What needs to be done: Go through the entries below and collect each line with the string "ამომრჩეველთა" in it.

Records for this exercise:
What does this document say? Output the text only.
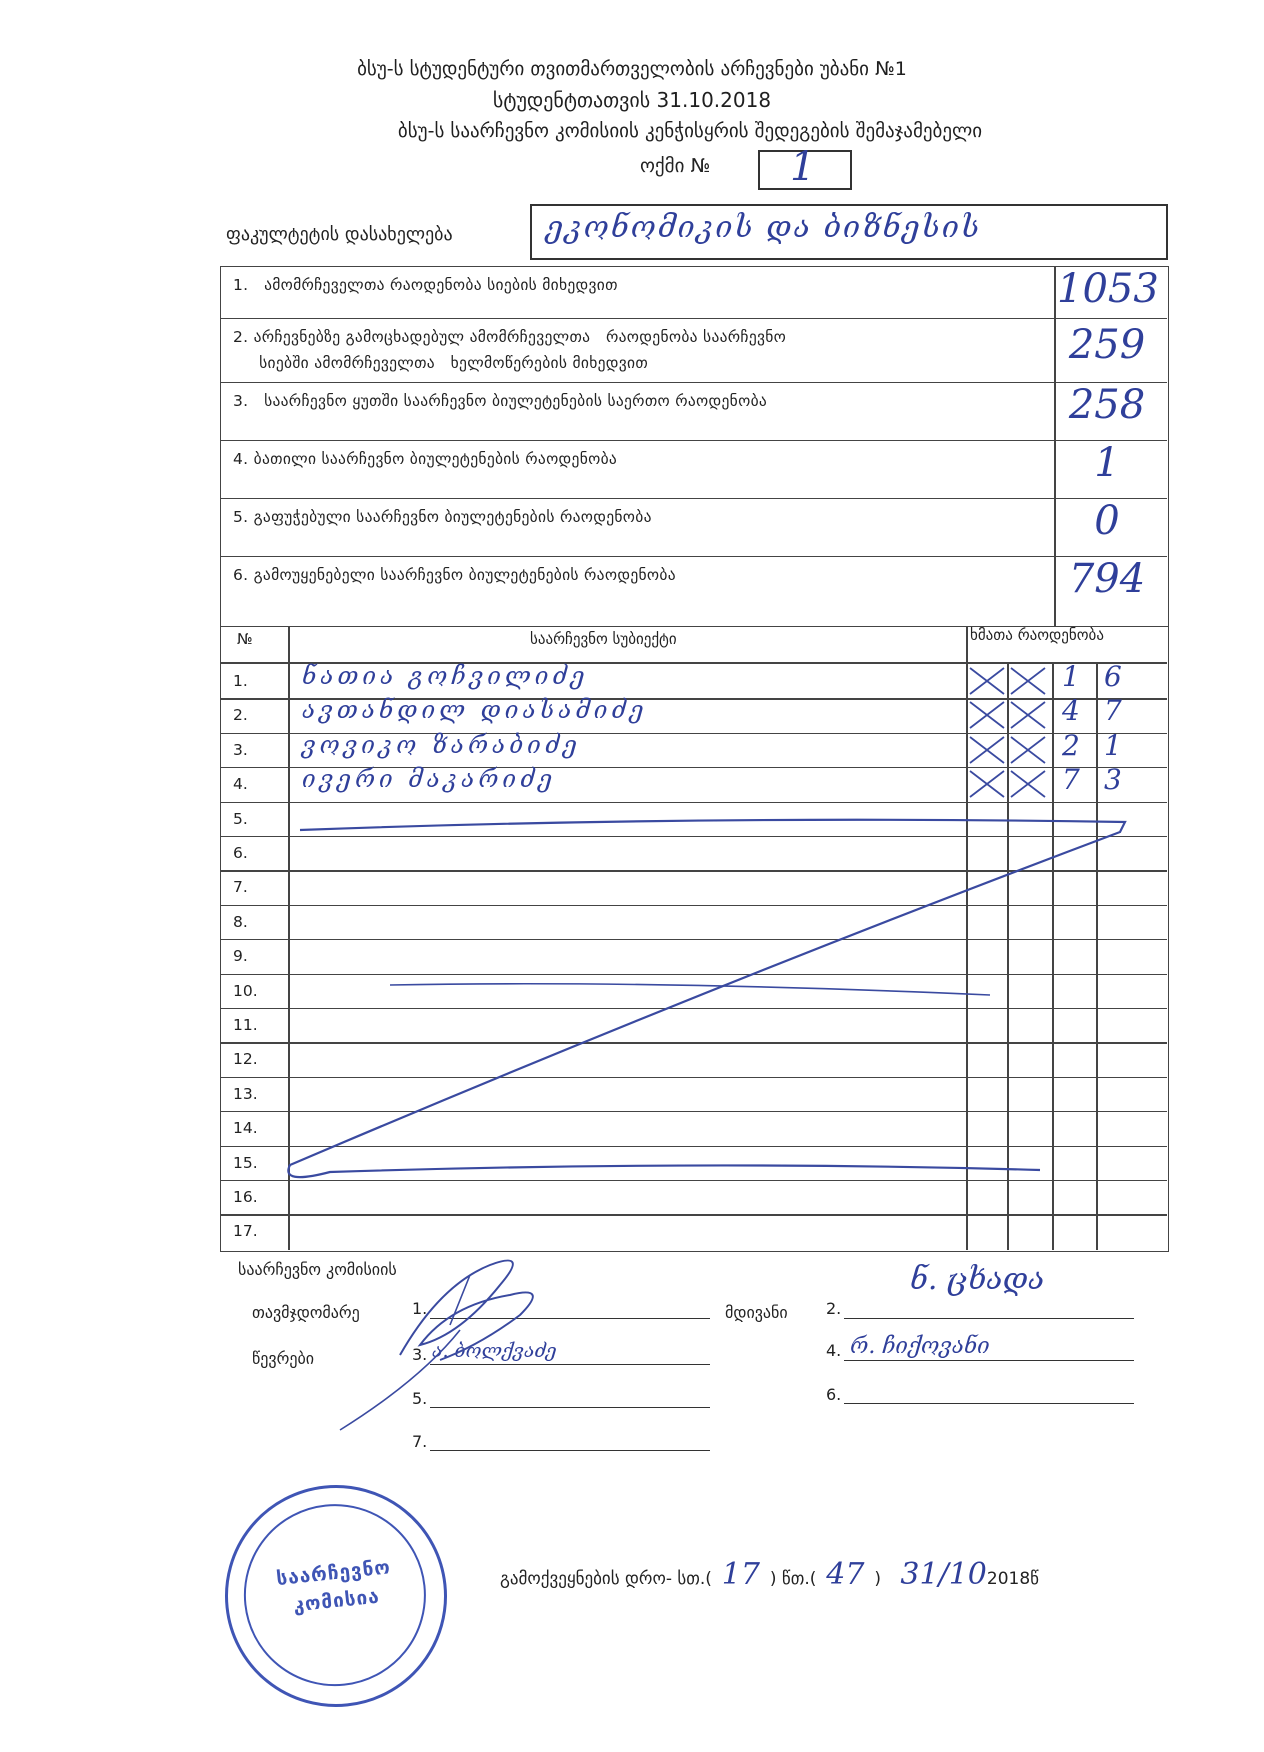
ბსუ-ს სტუდენტური თვითმართველობის არჩევნები უბანი №1
სტუდენტთათვის 31.10.2018
ბსუ-ს საარჩევნო კომისიის კენჭისყრის შედეგების შემაჯამებელი
ოქმი № 1
ფაკულტეტის დასახელება	ეკონომიკის და ბიზნესის
1.   ამომრჩეველთა რაოდენობა სიების მიხედვით	1053
2. არჩევნებზე გამოცხადებულ ამომრჩეველთა   რაოდენობა საარჩევნო
სიებში ამომრჩეველთა   ხელმოწერების მიხედვით	259
3.   საარჩევნო ყუთში საარჩევნო ბიულეტენების საერთო რაოდენობა	258
4. ბათილი საარჩევნო ბიულეტენების რაოდენობა	1
5. გაფუჭებული საარჩევნო ბიულეტენების რაოდენობა	0
6. გამოუყენებელი საარჩევნო ბიულეტენების რაოდენობა	794
№	საარჩევნო სუბიექტი	ხმათა რაოდენობა
1. ნათია გოჩვილიძე	1 6
2. ავთანდილ დიასამიძე	4 7
3. ვოვიკო ზარაბიძე	2 1
4. ივერი მაკარიძე	7 3
5.
6.
7.
8.
9.
10.
11.
12.
13.
14.
15.
16.
17.
საარჩევნო კომისიის
თავმჯდომარე	1.	მდივანი 2.
ნ. ცხადა
წევრები	3. ა. ბოლქვაძე	4. რ. ჩიქოვანი
5.	6.
7.
საარჩევნო
კომისია
გამოქვეყნების დრო- სთ.( 17 ) წთ.( 47 ) 31/102018წ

Task output:
1.   ამომრჩეველთა რაოდენობა სიების მიხედვით	1053
2. არჩევნებზე გამოცხადებულ ამომრჩეველთა   რაოდენობა საარჩევნო
სიებში ამომრჩეველთა   ხელმოწერების მიხედვით	259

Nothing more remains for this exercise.